(Task prompt) From the listing below, extract every line containing "規格の味".

(Data entries)

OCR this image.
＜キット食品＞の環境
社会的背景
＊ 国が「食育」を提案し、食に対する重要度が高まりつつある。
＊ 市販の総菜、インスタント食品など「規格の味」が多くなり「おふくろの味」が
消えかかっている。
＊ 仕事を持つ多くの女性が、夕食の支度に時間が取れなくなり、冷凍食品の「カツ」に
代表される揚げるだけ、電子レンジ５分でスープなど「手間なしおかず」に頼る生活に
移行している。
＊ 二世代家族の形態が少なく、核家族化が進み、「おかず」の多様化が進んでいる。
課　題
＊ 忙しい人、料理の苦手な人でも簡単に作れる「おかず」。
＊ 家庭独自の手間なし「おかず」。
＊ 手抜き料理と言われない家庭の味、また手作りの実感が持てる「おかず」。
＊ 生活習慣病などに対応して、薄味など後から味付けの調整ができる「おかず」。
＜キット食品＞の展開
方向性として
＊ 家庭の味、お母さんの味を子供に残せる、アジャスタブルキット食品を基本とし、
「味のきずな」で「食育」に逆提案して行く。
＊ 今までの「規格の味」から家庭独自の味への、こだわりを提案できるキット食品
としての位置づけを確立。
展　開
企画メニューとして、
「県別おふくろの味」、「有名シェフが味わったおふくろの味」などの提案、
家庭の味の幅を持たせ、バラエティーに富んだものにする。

(Result below)
＊ 市販の総菜、インスタント食品など「規格の味」が多くなり「おふくろの味」が
＊ 今までの「規格の味」から家庭独自の味への、こだわりを提案できるキット食品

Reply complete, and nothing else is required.